(Items from a data source)
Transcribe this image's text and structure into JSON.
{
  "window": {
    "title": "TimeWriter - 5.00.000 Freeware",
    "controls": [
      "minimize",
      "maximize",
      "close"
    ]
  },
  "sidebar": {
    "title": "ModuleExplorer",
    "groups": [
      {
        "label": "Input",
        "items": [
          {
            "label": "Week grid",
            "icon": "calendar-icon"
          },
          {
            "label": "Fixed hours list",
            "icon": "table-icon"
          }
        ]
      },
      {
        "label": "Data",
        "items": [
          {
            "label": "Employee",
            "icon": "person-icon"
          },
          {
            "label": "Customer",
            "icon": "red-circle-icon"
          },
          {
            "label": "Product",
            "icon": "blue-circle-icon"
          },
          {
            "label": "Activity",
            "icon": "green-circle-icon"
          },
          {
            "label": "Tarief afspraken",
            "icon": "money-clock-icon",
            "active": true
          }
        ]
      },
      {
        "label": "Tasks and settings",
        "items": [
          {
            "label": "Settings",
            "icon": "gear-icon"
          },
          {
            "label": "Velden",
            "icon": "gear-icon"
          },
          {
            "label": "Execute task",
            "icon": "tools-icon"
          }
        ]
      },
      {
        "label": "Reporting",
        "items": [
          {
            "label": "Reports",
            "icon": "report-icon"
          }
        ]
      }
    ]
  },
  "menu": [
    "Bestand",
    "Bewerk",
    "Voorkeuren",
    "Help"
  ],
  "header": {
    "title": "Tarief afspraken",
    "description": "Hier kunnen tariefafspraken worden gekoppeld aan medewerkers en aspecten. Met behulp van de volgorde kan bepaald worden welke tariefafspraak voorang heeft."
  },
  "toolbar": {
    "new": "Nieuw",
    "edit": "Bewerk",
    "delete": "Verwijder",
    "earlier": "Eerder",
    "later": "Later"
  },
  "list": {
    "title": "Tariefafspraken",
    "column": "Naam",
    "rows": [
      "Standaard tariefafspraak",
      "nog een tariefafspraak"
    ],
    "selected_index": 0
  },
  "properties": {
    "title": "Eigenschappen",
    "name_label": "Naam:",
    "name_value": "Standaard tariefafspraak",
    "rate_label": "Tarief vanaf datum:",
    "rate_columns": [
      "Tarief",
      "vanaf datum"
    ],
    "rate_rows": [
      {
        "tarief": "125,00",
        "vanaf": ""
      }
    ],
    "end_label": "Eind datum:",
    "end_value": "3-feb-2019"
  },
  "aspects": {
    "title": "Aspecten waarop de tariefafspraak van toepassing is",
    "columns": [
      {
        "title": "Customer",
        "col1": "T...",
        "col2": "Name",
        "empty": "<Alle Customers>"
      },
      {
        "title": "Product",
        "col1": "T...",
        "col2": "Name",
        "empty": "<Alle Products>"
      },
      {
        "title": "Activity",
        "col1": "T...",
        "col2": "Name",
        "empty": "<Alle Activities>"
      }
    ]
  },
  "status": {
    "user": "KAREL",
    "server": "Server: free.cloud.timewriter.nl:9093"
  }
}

_STATED GOAL_: State how many lines of the material contain the string "datum", with no other words.

_TASK ANSWER_: 3